Double guichet pour l'accès aux origines 
En matière d'accès aux origines des enfants issus d'AMP, les sénateurs ont introduit une distinction entre données non identifiantes et identité du donneur. L'accès aux données non identifiantes devra être un préalable indispensable à tout don. En revanche, l'accès à l'identité du donneur devrait faire l'objet d'un consentement du donneur au moment de la demande de l'enfant à sa majorité. 
Les sénateurs permettent aux enfants issus d'AMP sous l'actuel régime de l'anonymat de se tourner vers le CNAOP (Conseil national d'accès aux origines personnelles, compétent pour les adoptés et les pupilles) pour qu'il recontacte le donneur, afin de lui demander s'il accepterait de dévoiler son identité (contre l'avis du gouvernement qui y voit la rupture d'un contrat moral). En revanche, ils suppriment la possibilité ouverte par l'Assemblée, pour le donneur, d'avoir des informations sur les enfants issus de son don.

(Contenus enregistrés)
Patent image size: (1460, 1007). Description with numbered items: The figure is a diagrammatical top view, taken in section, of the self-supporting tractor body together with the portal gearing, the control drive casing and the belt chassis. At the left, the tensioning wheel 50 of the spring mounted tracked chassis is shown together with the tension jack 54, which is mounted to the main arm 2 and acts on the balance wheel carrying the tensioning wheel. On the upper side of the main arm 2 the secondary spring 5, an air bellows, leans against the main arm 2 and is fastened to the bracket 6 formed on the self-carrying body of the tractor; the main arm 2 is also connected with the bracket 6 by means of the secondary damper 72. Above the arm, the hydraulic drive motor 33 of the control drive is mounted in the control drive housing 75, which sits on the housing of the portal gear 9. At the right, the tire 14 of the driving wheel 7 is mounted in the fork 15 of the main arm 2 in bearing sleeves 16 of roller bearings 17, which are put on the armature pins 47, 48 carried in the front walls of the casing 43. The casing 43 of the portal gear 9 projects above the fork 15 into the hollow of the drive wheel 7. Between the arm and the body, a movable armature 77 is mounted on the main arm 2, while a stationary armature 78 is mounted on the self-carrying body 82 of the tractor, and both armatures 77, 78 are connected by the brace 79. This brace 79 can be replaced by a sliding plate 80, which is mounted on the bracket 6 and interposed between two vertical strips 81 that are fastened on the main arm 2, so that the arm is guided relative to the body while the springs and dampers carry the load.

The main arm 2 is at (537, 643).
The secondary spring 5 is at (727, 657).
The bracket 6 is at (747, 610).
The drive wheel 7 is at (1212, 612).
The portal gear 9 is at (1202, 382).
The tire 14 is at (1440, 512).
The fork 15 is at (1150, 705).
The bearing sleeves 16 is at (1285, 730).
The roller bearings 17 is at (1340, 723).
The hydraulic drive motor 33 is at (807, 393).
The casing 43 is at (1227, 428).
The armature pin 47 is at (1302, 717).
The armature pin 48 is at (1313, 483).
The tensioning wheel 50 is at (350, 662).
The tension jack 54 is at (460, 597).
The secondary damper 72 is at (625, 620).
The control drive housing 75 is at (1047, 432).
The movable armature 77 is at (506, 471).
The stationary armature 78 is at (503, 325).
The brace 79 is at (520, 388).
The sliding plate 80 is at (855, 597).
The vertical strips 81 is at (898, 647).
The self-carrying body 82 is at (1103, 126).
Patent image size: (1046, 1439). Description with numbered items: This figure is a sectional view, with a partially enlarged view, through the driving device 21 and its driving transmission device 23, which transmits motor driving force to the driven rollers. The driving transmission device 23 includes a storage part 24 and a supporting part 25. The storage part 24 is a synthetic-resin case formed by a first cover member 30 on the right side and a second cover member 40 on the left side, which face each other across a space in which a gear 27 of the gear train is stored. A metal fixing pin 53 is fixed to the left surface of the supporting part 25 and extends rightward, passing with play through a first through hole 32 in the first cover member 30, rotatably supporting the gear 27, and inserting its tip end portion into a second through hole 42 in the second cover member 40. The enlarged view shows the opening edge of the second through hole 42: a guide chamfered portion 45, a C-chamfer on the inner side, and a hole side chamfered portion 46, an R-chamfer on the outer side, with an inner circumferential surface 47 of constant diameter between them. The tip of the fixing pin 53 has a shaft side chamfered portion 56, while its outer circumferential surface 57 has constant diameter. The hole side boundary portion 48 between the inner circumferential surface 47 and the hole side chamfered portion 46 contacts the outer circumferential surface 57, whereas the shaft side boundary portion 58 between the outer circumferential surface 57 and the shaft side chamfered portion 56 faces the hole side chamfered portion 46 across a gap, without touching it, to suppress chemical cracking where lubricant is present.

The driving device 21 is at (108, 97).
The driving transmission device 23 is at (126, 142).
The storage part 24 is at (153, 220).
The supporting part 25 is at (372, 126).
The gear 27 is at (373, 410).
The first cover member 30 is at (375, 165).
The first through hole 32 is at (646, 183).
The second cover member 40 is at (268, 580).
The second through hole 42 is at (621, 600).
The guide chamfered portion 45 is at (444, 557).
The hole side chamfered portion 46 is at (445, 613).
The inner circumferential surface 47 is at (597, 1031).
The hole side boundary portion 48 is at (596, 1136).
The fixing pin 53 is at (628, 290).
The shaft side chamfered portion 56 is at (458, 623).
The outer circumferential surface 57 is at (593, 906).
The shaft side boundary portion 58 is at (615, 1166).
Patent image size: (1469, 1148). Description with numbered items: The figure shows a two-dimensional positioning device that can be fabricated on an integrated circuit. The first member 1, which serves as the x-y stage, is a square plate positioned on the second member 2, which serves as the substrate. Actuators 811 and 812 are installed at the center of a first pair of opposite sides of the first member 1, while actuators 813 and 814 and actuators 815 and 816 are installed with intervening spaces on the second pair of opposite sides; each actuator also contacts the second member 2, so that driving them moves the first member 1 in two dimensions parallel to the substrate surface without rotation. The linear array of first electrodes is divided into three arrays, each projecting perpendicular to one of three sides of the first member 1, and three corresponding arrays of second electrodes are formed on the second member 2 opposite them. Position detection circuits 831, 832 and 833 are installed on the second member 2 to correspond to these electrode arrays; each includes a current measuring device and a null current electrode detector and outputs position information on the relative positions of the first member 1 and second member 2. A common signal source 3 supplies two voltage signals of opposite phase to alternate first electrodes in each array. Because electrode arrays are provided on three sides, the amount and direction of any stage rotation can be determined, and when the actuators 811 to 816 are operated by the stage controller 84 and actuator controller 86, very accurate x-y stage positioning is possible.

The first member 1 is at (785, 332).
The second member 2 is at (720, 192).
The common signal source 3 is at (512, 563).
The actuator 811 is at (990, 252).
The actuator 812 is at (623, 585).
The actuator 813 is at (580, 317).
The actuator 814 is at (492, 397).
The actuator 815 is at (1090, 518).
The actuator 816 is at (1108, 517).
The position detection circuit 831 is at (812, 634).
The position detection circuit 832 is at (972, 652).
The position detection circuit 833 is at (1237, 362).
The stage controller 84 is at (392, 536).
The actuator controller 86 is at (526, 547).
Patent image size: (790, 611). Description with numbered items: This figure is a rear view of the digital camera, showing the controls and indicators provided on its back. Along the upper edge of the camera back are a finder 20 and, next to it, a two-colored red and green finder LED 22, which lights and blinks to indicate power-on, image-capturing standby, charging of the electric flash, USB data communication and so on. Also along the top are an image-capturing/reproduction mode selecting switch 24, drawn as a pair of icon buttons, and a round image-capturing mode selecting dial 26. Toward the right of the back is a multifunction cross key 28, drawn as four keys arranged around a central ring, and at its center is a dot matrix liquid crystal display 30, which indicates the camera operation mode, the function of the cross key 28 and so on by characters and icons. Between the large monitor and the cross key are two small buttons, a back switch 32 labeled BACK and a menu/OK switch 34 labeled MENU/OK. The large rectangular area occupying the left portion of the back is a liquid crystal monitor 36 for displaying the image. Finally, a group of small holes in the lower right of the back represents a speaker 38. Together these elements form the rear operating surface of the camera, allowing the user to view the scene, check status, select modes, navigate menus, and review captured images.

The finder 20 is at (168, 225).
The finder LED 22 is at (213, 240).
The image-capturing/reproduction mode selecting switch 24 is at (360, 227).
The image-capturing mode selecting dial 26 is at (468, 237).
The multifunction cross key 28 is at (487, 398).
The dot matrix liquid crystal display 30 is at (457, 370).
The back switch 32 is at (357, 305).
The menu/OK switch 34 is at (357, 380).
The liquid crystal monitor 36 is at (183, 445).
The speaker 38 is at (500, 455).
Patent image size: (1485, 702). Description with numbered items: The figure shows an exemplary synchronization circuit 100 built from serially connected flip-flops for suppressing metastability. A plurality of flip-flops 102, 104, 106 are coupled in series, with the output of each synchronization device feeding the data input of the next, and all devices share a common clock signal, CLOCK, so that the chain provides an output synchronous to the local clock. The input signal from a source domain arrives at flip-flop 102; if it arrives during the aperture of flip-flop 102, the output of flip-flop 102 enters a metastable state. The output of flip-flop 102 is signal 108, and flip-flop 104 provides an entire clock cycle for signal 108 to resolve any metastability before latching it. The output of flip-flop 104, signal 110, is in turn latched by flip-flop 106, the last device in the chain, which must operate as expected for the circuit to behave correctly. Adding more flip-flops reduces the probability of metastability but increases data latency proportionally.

* _BUT DE L'EXERCICE_:
Recopiez en entier, sans rien modifier, le texte sur l'accès aux origines des enfants issus d'AMP. Ces lignes viennent d'une autre source.

* _RÉSULTAT ATTENDU_:
Double guichet pour l'accès aux origines 
En matière d'accès aux origines des enfants issus d'AMP, les sénateurs ont introduit une distinction entre données non identifiantes et identité du donneur. L'accès aux données non identifiantes devra être un préalable indispensable à tout don. En revanche, l'accès à l'identité du donneur devrait faire l'objet d'un consentement du donneur au moment de la demande de l'enfant à sa majorité. 
Les sénateurs permettent aux enfants issus d'AMP sous l'actuel régime de l'anonymat de se tourner vers le CNAOP (Conseil national d'accès aux origines personnelles, compétent pour les adoptés et les pupilles) pour qu'il recontacte le donneur, afin de lui demander s'il accepterait de dévoiler son identité (contre l'avis du gouvernement qui y voit la rupture d'un contrat moral). En revanche, ils suppriment la possibilité ouverte par l'Assemblée, pour le donneur, d'avoir des informations sur les enfants issus de son don.